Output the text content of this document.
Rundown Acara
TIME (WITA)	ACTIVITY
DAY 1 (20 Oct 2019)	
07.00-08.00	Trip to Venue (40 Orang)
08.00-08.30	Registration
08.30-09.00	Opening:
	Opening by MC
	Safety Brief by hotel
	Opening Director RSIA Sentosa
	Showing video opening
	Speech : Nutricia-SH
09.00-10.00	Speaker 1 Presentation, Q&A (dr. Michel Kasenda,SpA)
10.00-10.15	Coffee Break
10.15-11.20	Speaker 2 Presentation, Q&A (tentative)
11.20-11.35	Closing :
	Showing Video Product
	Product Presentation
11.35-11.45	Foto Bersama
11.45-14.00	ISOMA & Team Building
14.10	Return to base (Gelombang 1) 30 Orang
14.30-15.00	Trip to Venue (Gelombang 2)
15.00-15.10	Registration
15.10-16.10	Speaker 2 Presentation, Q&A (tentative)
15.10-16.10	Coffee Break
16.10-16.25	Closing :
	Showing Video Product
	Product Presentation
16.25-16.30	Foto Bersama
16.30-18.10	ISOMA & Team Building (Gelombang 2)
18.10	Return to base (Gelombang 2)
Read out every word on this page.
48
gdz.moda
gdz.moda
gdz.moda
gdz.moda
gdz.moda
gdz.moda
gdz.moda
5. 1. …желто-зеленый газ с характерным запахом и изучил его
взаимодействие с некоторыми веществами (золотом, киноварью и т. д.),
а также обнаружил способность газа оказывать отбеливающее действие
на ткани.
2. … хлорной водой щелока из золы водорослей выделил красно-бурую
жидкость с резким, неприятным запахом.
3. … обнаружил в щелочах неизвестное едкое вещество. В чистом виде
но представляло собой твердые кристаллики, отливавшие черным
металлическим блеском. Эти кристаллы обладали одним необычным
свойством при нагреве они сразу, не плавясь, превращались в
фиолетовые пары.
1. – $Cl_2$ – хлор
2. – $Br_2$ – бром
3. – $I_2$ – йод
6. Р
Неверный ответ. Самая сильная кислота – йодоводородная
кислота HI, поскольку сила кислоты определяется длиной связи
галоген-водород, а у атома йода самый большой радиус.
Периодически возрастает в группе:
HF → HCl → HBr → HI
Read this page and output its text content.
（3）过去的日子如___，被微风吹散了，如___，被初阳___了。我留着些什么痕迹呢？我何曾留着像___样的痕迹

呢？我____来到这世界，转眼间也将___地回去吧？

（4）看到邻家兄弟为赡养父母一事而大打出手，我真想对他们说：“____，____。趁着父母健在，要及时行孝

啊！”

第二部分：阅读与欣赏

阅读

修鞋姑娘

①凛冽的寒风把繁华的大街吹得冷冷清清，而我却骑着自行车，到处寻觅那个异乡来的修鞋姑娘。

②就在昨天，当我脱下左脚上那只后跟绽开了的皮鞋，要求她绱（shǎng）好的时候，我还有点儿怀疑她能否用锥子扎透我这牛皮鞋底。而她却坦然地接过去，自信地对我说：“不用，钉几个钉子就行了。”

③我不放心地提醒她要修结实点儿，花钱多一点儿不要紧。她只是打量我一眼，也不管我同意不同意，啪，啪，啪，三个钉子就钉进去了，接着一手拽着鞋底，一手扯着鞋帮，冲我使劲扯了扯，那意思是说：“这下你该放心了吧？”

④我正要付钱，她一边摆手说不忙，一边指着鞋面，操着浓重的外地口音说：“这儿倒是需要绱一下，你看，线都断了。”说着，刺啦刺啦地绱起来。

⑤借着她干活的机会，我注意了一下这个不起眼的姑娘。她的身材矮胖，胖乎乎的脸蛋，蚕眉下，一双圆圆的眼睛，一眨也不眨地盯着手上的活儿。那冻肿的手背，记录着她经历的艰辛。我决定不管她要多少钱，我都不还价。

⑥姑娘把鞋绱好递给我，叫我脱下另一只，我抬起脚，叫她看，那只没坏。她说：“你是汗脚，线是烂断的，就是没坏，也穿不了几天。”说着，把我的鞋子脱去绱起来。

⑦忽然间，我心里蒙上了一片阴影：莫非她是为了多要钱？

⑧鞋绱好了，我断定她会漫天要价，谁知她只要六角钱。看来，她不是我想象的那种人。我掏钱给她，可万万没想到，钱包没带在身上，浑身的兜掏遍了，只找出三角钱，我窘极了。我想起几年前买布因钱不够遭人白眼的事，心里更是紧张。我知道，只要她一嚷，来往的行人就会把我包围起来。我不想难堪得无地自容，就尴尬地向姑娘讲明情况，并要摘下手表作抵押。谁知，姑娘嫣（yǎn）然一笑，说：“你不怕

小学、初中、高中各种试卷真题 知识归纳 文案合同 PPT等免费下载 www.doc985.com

--------------------------------------------------

> **Short problem**
Identify all lines in the records above with the word "Team".

> **The completed task**
11.45-14.00	ISOMA & Team Building
16.30-18.10	ISOMA & Team Building (Gelombang 2)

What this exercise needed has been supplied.